What the task asks -
From the listing below, extract each entry exactly as written, minus the images.

Material to process -

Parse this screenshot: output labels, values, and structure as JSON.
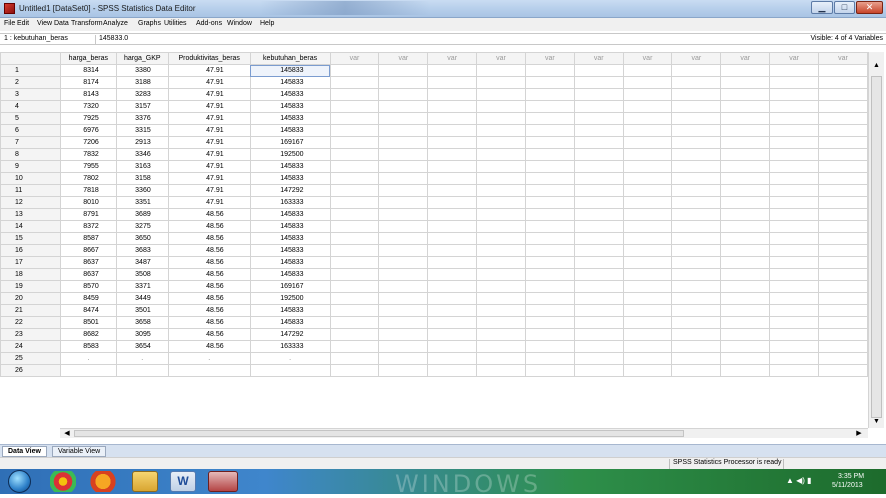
{
  "window": {
    "title": "Untitled1 [DataSet0] - SPSS Statistics Data Editor",
    "minimize_glyph": "▁",
    "maximize_glyph": "□",
    "close_glyph": "✕"
  },
  "menu": [
    "File",
    "Edit",
    "View",
    "Data",
    "Transform",
    "Analyze",
    "Graphs",
    "Utilities",
    "Add-ons",
    "Window",
    "Help"
  ],
  "cell_editor": {
    "reference": "1 : kebutuhan_beras",
    "value": "145833.0",
    "visible_info": "Visible: 4 of 4 Variables"
  },
  "columns": [
    "harga_beras",
    "harga_GKP",
    "Produktivitas_beras",
    "kebutuhan_beras",
    "var",
    "var",
    "var",
    "var",
    "var",
    "var",
    "var",
    "var",
    "var",
    "var",
    "var"
  ],
  "rows": [
    [
      "1",
      "8314",
      "3380",
      "47.91",
      "145833"
    ],
    [
      "2",
      "8174",
      "3188",
      "47.91",
      "145833"
    ],
    [
      "3",
      "8143",
      "3283",
      "47.91",
      "145833"
    ],
    [
      "4",
      "7320",
      "3157",
      "47.91",
      "145833"
    ],
    [
      "5",
      "7925",
      "3376",
      "47.91",
      "145833"
    ],
    [
      "6",
      "6976",
      "3315",
      "47.91",
      "145833"
    ],
    [
      "7",
      "7206",
      "2913",
      "47.91",
      "169167"
    ],
    [
      "8",
      "7832",
      "3346",
      "47.91",
      "192500"
    ],
    [
      "9",
      "7955",
      "3163",
      "47.91",
      "145833"
    ],
    [
      "10",
      "7802",
      "3158",
      "47.91",
      "145833"
    ],
    [
      "11",
      "7818",
      "3360",
      "47.91",
      "147292"
    ],
    [
      "12",
      "8010",
      "3351",
      "47.91",
      "163333"
    ],
    [
      "13",
      "8791",
      "3689",
      "48.56",
      "145833"
    ],
    [
      "14",
      "8372",
      "3275",
      "48.56",
      "145833"
    ],
    [
      "15",
      "8587",
      "3650",
      "48.56",
      "145833"
    ],
    [
      "16",
      "8667",
      "3683",
      "48.56",
      "145833"
    ],
    [
      "17",
      "8637",
      "3487",
      "48.56",
      "145833"
    ],
    [
      "18",
      "8637",
      "3508",
      "48.56",
      "145833"
    ],
    [
      "19",
      "8570",
      "3371",
      "48.56",
      "169167"
    ],
    [
      "20",
      "8459",
      "3449",
      "48.56",
      "192500"
    ],
    [
      "21",
      "8474",
      "3501",
      "48.56",
      "145833"
    ],
    [
      "22",
      "8501",
      "3658",
      "48.56",
      "145833"
    ],
    [
      "23",
      "8682",
      "3095",
      "48.56",
      "147292"
    ],
    [
      "24",
      "8583",
      "3654",
      "48.56",
      "163333"
    ],
    [
      "25",
      ".",
      ".",
      ".",
      "."
    ],
    [
      "26",
      "",
      "",
      "",
      ""
    ]
  ],
  "tabs": [
    "Data View",
    "Variable View"
  ],
  "status": "SPSS Statistics  Processor is ready",
  "taskbar": {
    "watermark": "WINDOWS",
    "word_label": "W",
    "tray_icons": "▲  ◀)  ▮",
    "time": "3:35 PM",
    "date": "5/11/2013"
  },
  "scroll_glyphs": {
    "up": "▲",
    "down": "▼",
    "left": "◀",
    "right": "▶"
  }
}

Written solution -
Parse this screenshot: output labels, values, and structure as JSON.
{
  "window": {
    "title": "Untitled1 [DataSet0] - SPSS Statistics Data Editor",
    "minimize_glyph": "▁",
    "maximize_glyph": "□",
    "close_glyph": "✕"
  },
  "menu": [
    "File",
    "Edit",
    "View",
    "Data",
    "Transform",
    "Analyze",
    "Graphs",
    "Utilities",
    "Add-ons",
    "Window",
    "Help"
  ],
  "cell_editor": {
    "reference": "1 : kebutuhan_beras",
    "value": "145833.0",
    "visible_info": "Visible: 4 of 4 Variables"
  },
  "columns": [
    "harga_beras",
    "harga_GKP",
    "Produktivitas_beras",
    "kebutuhan_beras",
    "var",
    "var",
    "var",
    "var",
    "var",
    "var",
    "var",
    "var",
    "var",
    "var",
    "var"
  ],
  "rows": [
    [
      "1",
      "8314",
      "3380",
      "47.91",
      "145833"
    ],
    [
      "2",
      "8174",
      "3188",
      "47.91",
      "145833"
    ],
    [
      "3",
      "8143",
      "3283",
      "47.91",
      "145833"
    ],
    [
      "4",
      "7320",
      "3157",
      "47.91",
      "145833"
    ],
    [
      "5",
      "7925",
      "3376",
      "47.91",
      "145833"
    ],
    [
      "6",
      "6976",
      "3315",
      "47.91",
      "145833"
    ],
    [
      "7",
      "7206",
      "2913",
      "47.91",
      "169167"
    ],
    [
      "8",
      "7832",
      "3346",
      "47.91",
      "192500"
    ],
    [
      "9",
      "7955",
      "3163",
      "47.91",
      "145833"
    ],
    [
      "10",
      "7802",
      "3158",
      "47.91",
      "145833"
    ],
    [
      "11",
      "7818",
      "3360",
      "47.91",
      "147292"
    ],
    [
      "12",
      "8010",
      "3351",
      "47.91",
      "163333"
    ],
    [
      "13",
      "8791",
      "3689",
      "48.56",
      "145833"
    ],
    [
      "14",
      "8372",
      "3275",
      "48.56",
      "145833"
    ],
    [
      "15",
      "8587",
      "3650",
      "48.56",
      "145833"
    ],
    [
      "16",
      "8667",
      "3683",
      "48.56",
      "145833"
    ],
    [
      "17",
      "8637",
      "3487",
      "48.56",
      "145833"
    ],
    [
      "18",
      "8637",
      "3508",
      "48.56",
      "145833"
    ],
    [
      "19",
      "8570",
      "3371",
      "48.56",
      "169167"
    ],
    [
      "20",
      "8459",
      "3449",
      "48.56",
      "192500"
    ],
    [
      "21",
      "8474",
      "3501",
      "48.56",
      "145833"
    ],
    [
      "22",
      "8501",
      "3658",
      "48.56",
      "145833"
    ],
    [
      "23",
      "8682",
      "3095",
      "48.56",
      "147292"
    ],
    [
      "24",
      "8583",
      "3654",
      "48.56",
      "163333"
    ],
    [
      "25",
      ".",
      ".",
      ".",
      "."
    ],
    [
      "26",
      "",
      "",
      "",
      ""
    ]
  ],
  "tabs": [
    "Data View",
    "Variable View"
  ],
  "status": "SPSS Statistics  Processor is ready",
  "taskbar": {
    "watermark": "WINDOWS",
    "word_label": "W",
    "tray_icons": "▲  ◀)  ▮",
    "time": "3:35 PM",
    "date": "5/11/2013"
  },
  "scroll_glyphs": {
    "up": "▲",
    "down": "▼",
    "left": "◀",
    "right": "▶"
  }
}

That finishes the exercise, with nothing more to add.